Document excerpt -
= Beginning of Section =
Organisations across all industries are strategically pivoting towards AI (artificial intelligence) to build resilient, AI-driven enterprises.

This is among the findings from IDC’s FutureScape report, outlining IDC’s top 10 predictions shaping the future of the IT industry.

This year’s predictions underscore the urgent need to accelerate the AI pivot, advocating for strategic, long-term investments in advanced AI-enabled capabilities. Over the past 18 months, organisations of all sizes and industries engaged in extensive hyper-experimentation with AI.

In 2025, IDC anticipates a shift from experimentation to reinvention. This shift will be driven by the introduction of AI agents, renovations in data, infrastructure, and cloud to deliver scalable ‘answers,’ and an enhanced focus on resilience through sound economics and pervasive cyber-recovery.

Supporting this transformation, IDC forecasts that worldwide spending on AI-supporting technologies will surpass $749-billion by 2028.

Notably, IDC reports 67% of the projected $227-billion AI spending in 2025 will come from enterprises embedding AI capabilities into their core business operations, surpassing investments in leading cloud and digital service providers.

“In the evolving landscape of AI, the future hinges on our ability to not just experiment, but to strategically pivot – transforming experimentation into sustainable innovation,” says Rick Villars, group vice-president: worldwide research at IDC. “As we embrace AI, we need to prioritize relevance, urgency, and resourcefulness to forge resilient enterprises that thrive in a data-driven world.”

IDC’s FutureScape 2025 research focuses on the external drivers poised to reshape the global business ecosystem over the next 12 to 24 months. It also examines the challenges that technology and IT teams will encounter as they define, build, and govern the technologies required to thrive in a digital-first world.

A closer look at IDC’s top 10 worldwide IT industry predictions reveals the following:

  • AI Economics: In the coming year, CIOs will focus on documenting the extent of overall AI use, moving from AI experimentation to monetization. Laying a sound foundation to automatically measure and optimise AI-enabled applications will be imperative to overcome IT modernisation hurdles across all enterprises.
  • AI Pivot Barriers: There are several factors that could hinder the success rates of GenAI implementations, the top limiting factors include developer shortages, high costs, inadequate infrastructure performance and poor IT/line-of-business coordination. IDC predicts that up to 30% of organisations will reconsider their GenAI investments if solutions to these barriers are not aligned with business strategy.
  • Cyber-Resiliency: High visibility ransomware disruptions continue to make cyber-recovery and cyber-resiliency top agenda items for many enterprise IT teams. An organisation’s inability to adapt to changing threats and the expanded use of AI will hinder its capacity to meet AI-influenced business outcome expectations.
  • Cloud Modernisation: Organisations that successfully modernize their cloud architectures will benefit from improved ROI, more cost-effective, operationally efficient and sustainable IT outcomes, and better workload and application performance.
= End of Section =
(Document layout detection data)
= Beginning of Section =
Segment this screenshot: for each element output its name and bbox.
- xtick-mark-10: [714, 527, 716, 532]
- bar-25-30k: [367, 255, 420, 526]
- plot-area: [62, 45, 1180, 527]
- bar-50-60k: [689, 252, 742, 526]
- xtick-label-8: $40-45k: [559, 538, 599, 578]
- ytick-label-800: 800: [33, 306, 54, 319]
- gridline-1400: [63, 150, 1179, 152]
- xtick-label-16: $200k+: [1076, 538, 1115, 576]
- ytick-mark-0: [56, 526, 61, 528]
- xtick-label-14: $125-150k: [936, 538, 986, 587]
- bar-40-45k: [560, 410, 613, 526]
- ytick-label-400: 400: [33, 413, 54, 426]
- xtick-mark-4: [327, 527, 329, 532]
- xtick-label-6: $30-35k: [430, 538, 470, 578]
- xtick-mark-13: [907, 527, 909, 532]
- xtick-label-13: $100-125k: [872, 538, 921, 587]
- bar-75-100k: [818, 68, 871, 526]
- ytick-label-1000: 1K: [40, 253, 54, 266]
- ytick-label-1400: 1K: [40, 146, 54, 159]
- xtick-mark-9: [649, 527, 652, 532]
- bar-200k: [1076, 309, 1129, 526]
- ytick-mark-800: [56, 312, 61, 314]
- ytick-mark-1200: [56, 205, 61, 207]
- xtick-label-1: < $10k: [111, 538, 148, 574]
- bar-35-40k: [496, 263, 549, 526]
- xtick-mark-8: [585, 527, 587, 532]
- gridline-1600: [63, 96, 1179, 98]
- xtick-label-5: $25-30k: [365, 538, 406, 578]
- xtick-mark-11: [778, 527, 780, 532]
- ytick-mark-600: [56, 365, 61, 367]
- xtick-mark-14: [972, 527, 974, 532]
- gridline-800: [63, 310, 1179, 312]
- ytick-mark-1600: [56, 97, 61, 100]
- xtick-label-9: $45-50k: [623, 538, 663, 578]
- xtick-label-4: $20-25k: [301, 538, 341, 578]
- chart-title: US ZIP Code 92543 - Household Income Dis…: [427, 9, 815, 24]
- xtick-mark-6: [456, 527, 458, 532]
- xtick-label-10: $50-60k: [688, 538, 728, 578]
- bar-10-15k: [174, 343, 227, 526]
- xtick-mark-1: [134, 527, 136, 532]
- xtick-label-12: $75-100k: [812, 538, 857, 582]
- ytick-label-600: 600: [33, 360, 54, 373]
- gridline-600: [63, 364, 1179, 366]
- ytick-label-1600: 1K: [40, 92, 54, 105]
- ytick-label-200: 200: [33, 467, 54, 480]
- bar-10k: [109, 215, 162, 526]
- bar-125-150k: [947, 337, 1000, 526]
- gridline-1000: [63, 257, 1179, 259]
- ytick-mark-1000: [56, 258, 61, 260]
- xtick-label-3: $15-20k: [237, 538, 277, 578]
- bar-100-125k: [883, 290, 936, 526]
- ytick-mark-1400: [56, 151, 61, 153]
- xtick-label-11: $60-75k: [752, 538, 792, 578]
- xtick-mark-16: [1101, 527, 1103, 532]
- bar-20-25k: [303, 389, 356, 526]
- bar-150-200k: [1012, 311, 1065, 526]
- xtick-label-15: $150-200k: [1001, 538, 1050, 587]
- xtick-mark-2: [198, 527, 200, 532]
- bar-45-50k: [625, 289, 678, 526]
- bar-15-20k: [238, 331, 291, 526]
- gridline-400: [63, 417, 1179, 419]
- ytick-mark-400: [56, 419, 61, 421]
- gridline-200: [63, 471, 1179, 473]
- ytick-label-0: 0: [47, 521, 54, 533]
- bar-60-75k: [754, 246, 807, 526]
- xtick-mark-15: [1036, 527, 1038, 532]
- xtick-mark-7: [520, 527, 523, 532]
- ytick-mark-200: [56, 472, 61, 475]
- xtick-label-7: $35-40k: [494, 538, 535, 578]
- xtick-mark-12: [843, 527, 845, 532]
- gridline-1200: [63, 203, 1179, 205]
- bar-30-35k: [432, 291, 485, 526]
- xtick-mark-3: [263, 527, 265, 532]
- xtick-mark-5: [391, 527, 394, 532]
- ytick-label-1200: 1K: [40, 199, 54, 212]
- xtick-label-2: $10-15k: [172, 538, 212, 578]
= End of Section =
Assignment 1 - Please turn the paragraph in the IDC predictions article that begins "In 2025, IDC anticipates" into a short bulleted list that keeps its main facts.
Assignment 2 - According to the IDC predictions article, what percentage of organizations may reconsider their GenAI investments if solutions to the barriers are not aligned with business strategy?
Assignment 3 - Pick up the IDC predictions article after its last sentence and write the next part.

Response area 1 -
- In 2025, IDC expects a shift from AI experimentation to reinvention.
- Drivers of the shift:
  - the introduction of AI agents
  - renovations in data, infrastructure, and cloud to deliver scalable "answers"
  - a stronger focus on resilience through sound economics and pervasive cyber-recovery

Response area 2 - Up to 30%.

Response area 3 -
  • Data as Product: Data-as-a-product architecture will result in a significant breakdown in data silos and inefficiencies among large enterprises. A data as product approach is a way of producing and consuming data that makes processes repeatable and data-enabled outcomes more consistent and reliable.
  • App Metamorphosis: The rise of copilots from the GenAI boom of 2022 is quickly giving way to AI agents – fully automated software components that are empowered to use knowledge and skills to assess situations and take action limited or no human intervention.
  • Interference Delivery: As organisations continue to accelerate their adoption of GenAI and agentic workflows, inferencing workloads will increase dramatically. Looking towards the future, it is imperative to not get locked into a single inferencing option and instead develop a “multi-inferencing” operational strategy.
  • Decarbonising AI Infrastructure: The potential rise in e-waste mirrors the rapid increase in AI investment across all enterprises. To address the environmental challenges of harnessing AI’s benefits, enterprises are turning to Sustainable AI Frameworks that focus on minimising the environmental impact of artificial intelligence by addressing key elements such as energy efficiency, resource optimisation and e-waste reduction.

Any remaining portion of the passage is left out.